__Records that describe figures__
________________________

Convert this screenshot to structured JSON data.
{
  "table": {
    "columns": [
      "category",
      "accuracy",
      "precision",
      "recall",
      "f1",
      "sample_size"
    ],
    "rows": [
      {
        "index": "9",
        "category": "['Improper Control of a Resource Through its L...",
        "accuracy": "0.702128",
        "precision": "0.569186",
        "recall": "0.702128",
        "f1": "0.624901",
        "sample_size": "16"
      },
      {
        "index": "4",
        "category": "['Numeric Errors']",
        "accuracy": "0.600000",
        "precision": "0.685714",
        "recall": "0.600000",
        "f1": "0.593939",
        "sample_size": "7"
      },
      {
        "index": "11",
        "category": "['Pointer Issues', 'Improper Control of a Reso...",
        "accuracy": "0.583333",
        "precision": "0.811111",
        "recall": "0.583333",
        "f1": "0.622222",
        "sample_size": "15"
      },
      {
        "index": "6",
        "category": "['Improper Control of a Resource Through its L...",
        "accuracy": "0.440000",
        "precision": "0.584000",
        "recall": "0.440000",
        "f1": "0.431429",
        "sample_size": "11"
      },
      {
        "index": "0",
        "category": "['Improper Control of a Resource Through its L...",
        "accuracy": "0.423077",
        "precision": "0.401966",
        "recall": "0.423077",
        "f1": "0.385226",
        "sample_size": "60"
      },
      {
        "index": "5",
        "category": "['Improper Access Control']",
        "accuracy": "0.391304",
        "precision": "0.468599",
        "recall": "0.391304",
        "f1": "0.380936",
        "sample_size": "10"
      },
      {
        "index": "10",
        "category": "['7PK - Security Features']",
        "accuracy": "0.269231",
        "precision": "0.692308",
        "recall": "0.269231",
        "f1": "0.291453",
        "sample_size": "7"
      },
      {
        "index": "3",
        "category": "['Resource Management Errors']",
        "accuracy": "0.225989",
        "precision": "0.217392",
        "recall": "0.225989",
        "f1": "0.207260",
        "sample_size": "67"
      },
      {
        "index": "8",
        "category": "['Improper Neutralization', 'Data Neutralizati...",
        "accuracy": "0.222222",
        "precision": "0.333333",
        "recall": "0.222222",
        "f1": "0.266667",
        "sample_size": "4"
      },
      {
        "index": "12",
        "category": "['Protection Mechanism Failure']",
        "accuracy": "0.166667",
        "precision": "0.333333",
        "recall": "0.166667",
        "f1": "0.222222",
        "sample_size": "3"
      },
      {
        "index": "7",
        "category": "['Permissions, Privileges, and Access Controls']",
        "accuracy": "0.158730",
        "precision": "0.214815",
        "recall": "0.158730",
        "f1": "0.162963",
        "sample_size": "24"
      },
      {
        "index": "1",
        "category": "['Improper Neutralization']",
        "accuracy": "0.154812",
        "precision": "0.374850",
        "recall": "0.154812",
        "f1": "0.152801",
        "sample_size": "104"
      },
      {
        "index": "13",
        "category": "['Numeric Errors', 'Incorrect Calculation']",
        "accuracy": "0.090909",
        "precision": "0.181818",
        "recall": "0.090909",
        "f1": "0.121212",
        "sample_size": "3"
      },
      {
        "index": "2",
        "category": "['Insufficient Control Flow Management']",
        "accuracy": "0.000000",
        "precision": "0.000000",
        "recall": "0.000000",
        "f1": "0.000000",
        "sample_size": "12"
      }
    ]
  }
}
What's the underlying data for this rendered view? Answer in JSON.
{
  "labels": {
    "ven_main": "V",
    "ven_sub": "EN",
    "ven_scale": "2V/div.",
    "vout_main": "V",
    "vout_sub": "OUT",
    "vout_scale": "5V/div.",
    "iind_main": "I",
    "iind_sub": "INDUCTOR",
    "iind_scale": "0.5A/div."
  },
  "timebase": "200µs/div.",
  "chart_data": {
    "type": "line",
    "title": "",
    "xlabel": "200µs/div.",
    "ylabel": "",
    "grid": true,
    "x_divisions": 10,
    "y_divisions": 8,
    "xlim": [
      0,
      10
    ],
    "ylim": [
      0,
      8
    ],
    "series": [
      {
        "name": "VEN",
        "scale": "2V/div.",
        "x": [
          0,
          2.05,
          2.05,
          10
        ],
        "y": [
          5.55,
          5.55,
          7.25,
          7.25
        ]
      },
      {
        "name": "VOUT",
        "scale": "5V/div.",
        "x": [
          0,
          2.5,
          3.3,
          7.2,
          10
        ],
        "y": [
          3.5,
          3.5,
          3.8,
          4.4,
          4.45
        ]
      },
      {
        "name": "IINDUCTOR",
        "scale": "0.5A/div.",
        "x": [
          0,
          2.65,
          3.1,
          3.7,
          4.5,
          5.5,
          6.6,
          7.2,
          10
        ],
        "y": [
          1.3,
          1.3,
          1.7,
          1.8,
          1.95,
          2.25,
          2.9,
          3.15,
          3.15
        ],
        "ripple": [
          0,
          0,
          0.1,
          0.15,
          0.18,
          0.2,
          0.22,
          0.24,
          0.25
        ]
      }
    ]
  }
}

________________________

__Instructions to follow__
Gather every line containing the word "Improper" and copy it.

__Response to the task__
        "category": "['Improper Control of a Resource Through its L...",
        "category": "['Pointer Issues', 'Improper Control of a Reso...",
        "category": "['Improper Control of a Resource Through its L...",
        "category": "['Improper Control of a Resource Through its L...",
        "category": "['Improper Access Control']",
        "category": "['Improper Neutralization', 'Data Neutralizati...",
        "category": "['Improper Neutralization']",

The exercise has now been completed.